Recorded information:
-*-

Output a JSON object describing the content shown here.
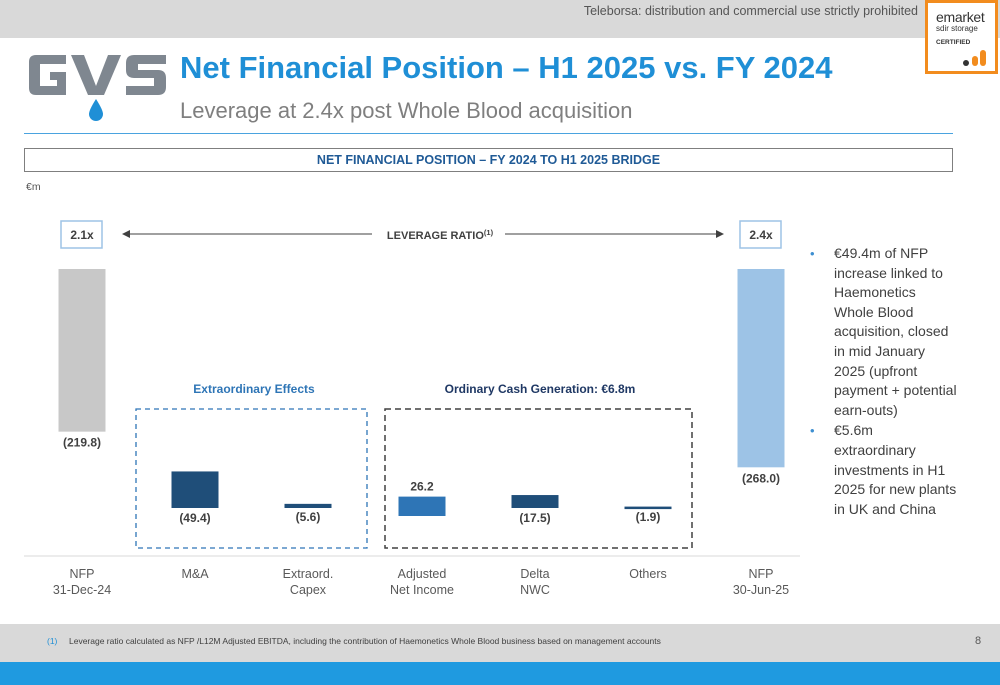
{
  "header": {
    "notice": "Teleborsa: distribution and commercial use strictly prohibited",
    "badge": {
      "line1": "emarket",
      "line2": "sdir storage",
      "line3": "CERTIFIED"
    },
    "logo_text": "GVS",
    "title": "Net Financial Position – H1 2025 vs. FY 2024",
    "subtitle": "Leverage at 2.4x post Whole Blood acquisition"
  },
  "bridge_title": "NET FINANCIAL POSITION –  FY 2024 TO H1 2025 BRIDGE",
  "unit": "€m",
  "chart_data": {
    "type": "bar",
    "subtype": "waterfall",
    "categories": [
      "NFP\n31-Dec-24",
      "M&A",
      "Extraord.\nCapex",
      "Adjusted\nNet Income",
      "Delta\nNWC",
      "Others",
      "NFP\n30-Jun-25"
    ],
    "values": [
      -219.8,
      -49.4,
      -5.6,
      26.2,
      -17.5,
      -1.9,
      -268.0
    ],
    "data_labels": [
      "(219.8)",
      "(49.4)",
      "(5.6)",
      "26.2",
      "(17.5)",
      "(1.9)",
      "(268.0)"
    ],
    "kinds": [
      "total",
      "delta",
      "delta",
      "delta",
      "delta",
      "delta",
      "total"
    ],
    "colors": [
      "#c8c8c8",
      "#1f4e79",
      "#1f4e79",
      "#2e75b6",
      "#1f4e79",
      "#1f4e79",
      "#9dc3e6"
    ],
    "leverage": {
      "start": "2.1x",
      "end": "2.4x",
      "label": "LEVERAGE RATIO",
      "footnote_marker": "(1)"
    },
    "groups": [
      {
        "label": "Extraordinary Effects",
        "color": "#2e75b6"
      },
      {
        "label": "Ordinary Cash Generation: €6.8m",
        "color": "#1f3864"
      }
    ]
  },
  "bullets": [
    "€49.4m of NFP increase linked to Haemonetics Whole Blood acquisition, closed in mid January 2025 (upfront payment + potential earn-outs)",
    "€5.6m extraordinary investments in H1 2025 for new plants in UK and China"
  ],
  "footer": {
    "note_number": "(1)",
    "note": "Leverage ratio calculated as NFP /L12M Adjusted EBITDA, including the contribution of Haemonetics Whole Blood business based on management accounts",
    "page": "8"
  },
  "colors": {
    "accent": "#1f8fd6",
    "bottom_bar": "#1f9ae0",
    "badge_border": "#f28c1e",
    "logo": "#7f8790",
    "drop": "#1f8fd6"
  }
}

-*-

Given request:
Work out how many lines of the data hold the string "acquisition". Reply with that number alone.

Answer to this problem:
2